- _EXERCISE INPUT_:
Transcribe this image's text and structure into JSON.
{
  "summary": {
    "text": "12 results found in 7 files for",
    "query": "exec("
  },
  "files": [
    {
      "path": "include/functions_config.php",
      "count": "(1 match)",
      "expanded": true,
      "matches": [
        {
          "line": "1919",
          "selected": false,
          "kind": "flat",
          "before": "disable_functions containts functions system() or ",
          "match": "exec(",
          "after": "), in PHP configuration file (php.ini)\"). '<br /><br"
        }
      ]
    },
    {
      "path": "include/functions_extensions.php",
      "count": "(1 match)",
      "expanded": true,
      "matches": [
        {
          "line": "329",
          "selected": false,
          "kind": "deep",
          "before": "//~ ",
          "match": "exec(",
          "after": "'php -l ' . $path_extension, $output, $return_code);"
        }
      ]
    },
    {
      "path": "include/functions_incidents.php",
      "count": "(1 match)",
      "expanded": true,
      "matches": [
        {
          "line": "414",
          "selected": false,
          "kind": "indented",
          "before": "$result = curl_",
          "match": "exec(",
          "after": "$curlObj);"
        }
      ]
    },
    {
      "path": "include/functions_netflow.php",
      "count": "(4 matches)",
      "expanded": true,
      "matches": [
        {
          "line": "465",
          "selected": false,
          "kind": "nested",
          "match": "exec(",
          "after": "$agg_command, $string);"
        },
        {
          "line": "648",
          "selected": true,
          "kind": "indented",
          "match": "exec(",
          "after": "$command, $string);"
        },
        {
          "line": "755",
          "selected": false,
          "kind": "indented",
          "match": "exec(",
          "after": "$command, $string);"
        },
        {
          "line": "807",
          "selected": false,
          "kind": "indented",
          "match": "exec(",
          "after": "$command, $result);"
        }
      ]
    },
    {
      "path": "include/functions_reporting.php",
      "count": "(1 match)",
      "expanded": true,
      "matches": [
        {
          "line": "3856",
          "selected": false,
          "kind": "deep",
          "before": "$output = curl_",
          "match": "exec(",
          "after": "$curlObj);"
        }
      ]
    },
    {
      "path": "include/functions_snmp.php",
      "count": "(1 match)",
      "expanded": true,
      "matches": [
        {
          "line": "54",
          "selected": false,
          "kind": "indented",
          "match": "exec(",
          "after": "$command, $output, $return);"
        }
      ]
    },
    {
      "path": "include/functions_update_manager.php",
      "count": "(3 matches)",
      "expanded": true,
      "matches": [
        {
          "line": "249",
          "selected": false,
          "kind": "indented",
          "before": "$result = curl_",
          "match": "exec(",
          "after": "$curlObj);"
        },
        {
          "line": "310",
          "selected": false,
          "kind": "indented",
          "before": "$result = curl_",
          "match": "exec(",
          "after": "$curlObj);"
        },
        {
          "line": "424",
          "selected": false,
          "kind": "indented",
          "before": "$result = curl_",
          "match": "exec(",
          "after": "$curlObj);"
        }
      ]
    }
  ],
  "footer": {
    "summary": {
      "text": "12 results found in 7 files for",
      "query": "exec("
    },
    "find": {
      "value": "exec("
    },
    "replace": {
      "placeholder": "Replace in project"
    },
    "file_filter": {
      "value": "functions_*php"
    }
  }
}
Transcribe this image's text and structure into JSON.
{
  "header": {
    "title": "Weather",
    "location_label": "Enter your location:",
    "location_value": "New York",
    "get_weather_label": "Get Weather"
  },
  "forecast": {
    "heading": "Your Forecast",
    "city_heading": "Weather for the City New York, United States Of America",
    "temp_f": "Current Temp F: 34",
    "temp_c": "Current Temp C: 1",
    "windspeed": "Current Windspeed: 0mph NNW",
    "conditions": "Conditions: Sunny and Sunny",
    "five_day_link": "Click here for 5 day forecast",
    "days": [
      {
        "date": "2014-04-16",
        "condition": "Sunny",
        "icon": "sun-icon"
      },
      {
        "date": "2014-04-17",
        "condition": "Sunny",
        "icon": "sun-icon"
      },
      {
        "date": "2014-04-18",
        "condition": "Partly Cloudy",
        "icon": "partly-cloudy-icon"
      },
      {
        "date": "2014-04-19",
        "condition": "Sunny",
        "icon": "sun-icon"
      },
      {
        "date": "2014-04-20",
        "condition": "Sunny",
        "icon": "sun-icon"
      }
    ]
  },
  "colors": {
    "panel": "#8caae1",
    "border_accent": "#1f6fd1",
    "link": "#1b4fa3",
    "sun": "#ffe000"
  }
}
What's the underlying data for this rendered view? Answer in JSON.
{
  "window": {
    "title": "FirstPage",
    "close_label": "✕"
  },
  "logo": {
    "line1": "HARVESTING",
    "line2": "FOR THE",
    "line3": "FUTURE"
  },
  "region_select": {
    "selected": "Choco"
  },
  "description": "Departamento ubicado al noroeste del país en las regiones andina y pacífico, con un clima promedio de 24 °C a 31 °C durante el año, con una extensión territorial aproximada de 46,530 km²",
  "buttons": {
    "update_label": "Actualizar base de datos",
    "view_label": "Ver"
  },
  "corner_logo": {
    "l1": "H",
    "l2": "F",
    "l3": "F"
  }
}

- _TASK OBJECTIVE_: Print out all the entries precisely as written.

- _RESPONSE_:
Transcribe this image's text and structure into JSON.
{
  "summary": {
    "text": "12 results found in 7 files for",
    "query": "exec("
  },
  "files": [
    {
      "path": "include/functions_config.php",
      "count": "(1 match)",
      "expanded": true,
      "matches": [
        {
          "line": "1919",
          "selected": false,
          "kind": "flat",
          "before": "disable_functions containts functions system() or ",
          "match": "exec(",
          "after": "), in PHP configuration file (php.ini)\"). '<br /><br"
        }
      ]
    },
    {
      "path": "include/functions_extensions.php",
      "count": "(1 match)",
      "expanded": true,
      "matches": [
        {
          "line": "329",
          "selected": false,
          "kind": "deep",
          "before": "//~ ",
          "match": "exec(",
          "after": "'php -l ' . $path_extension, $output, $return_code);"
        }
      ]
    },
    {
      "path": "include/functions_incidents.php",
      "count": "(1 match)",
      "expanded": true,
      "matches": [
        {
          "line": "414",
          "selected": false,
          "kind": "indented",
          "before": "$result = curl_",
          "match": "exec(",
          "after": "$curlObj);"
        }
      ]
    },
    {
      "path": "include/functions_netflow.php",
      "count": "(4 matches)",
      "expanded": true,
      "matches": [
        {
          "line": "465",
          "selected": false,
          "kind": "nested",
          "match": "exec(",
          "after": "$agg_command, $string);"
        },
        {
          "line": "648",
          "selected": true,
          "kind": "indented",
          "match": "exec(",
          "after": "$command, $string);"
        },
        {
          "line": "755",
          "selected": false,
          "kind": "indented",
          "match": "exec(",
          "after": "$command, $string);"
        },
        {
          "line": "807",
          "selected": false,
          "kind": "indented",
          "match": "exec(",
          "after": "$command, $result);"
        }
      ]
    },
    {
      "path": "include/functions_reporting.php",
      "count": "(1 match)",
      "expanded": true,
      "matches": [
        {
          "line": "3856",
          "selected": false,
          "kind": "deep",
          "before": "$output = curl_",
          "match": "exec(",
          "after": "$curlObj);"
        }
      ]
    },
    {
      "path": "include/functions_snmp.php",
      "count": "(1 match)",
      "expanded": true,
      "matches": [
        {
          "line": "54",
          "selected": false,
          "kind": "indented",
          "match": "exec(",
          "after": "$command, $output, $return);"
        }
      ]
    },
    {
      "path": "include/functions_update_manager.php",
      "count": "(3 matches)",
      "expanded": true,
      "matches": [
        {
          "line": "249",
          "selected": false,
          "kind": "indented",
          "before": "$result = curl_",
          "match": "exec(",
          "after": "$curlObj);"
        },
        {
          "line": "310",
          "selected": false,
          "kind": "indented",
          "before": "$result = curl_",
          "match": "exec(",
          "after": "$curlObj);"
        },
        {
          "line": "424",
          "selected": false,
          "kind": "indented",
          "before": "$result = curl_",
          "match": "exec(",
          "after": "$curlObj);"
        }
      ]
    }
  ],
  "footer": {
    "summary": {
      "text": "12 results found in 7 files for",
      "query": "exec("
    },
    "find": {
      "value": "exec("
    },
    "replace": {
      "placeholder": "Replace in project"
    },
    "file_filter": {
      "value": "functions_*php"
    }
  }
}
Transcribe this image's text and structure into JSON.
{
  "header": {
    "title": "Weather",
    "location_label": "Enter your location:",
    "location_value": "New York",
    "get_weather_label": "Get Weather"
  },
  "forecast": {
    "heading": "Your Forecast",
    "city_heading": "Weather for the City New York, United States Of America",
    "temp_f": "Current Temp F: 34",
    "temp_c": "Current Temp C: 1",
    "windspeed": "Current Windspeed: 0mph NNW",
    "conditions": "Conditions: Sunny and Sunny",
    "five_day_link": "Click here for 5 day forecast",
    "days": [
      {
        "date": "2014-04-16",
        "condition": "Sunny",
        "icon": "sun-icon"
      },
      {
        "date": "2014-04-17",
        "condition": "Sunny",
        "icon": "sun-icon"
      },
      {
        "date": "2014-04-18",
        "condition": "Partly Cloudy",
        "icon": "partly-cloudy-icon"
      },
      {
        "date": "2014-04-19",
        "condition": "Sunny",
        "icon": "sun-icon"
      },
      {
        "date": "2014-04-20",
        "condition": "Sunny",
        "icon": "sun-icon"
      }
    ]
  },
  "colors": {
    "panel": "#8caae1",
    "border_accent": "#1f6fd1",
    "link": "#1b4fa3",
    "sun": "#ffe000"
  }
}
What's the underlying data for this rendered view? Answer in JSON.
{
  "window": {
    "title": "FirstPage",
    "close_label": "✕"
  },
  "logo": {
    "line1": "HARVESTING",
    "line2": "FOR THE",
    "line3": "FUTURE"
  },
  "region_select": {
    "selected": "Choco"
  },
  "description": "Departamento ubicado al noroeste del país en las regiones andina y pacífico, con un clima promedio de 24 °C a 31 °C durante el año, con una extensión territorial aproximada de 46,530 km²",
  "buttons": {
    "update_label": "Actualizar base de datos",
    "view_label": "Ver"
  },
  "corner_logo": {
    "l1": "H",
    "l2": "F",
    "l3": "F"
  }
}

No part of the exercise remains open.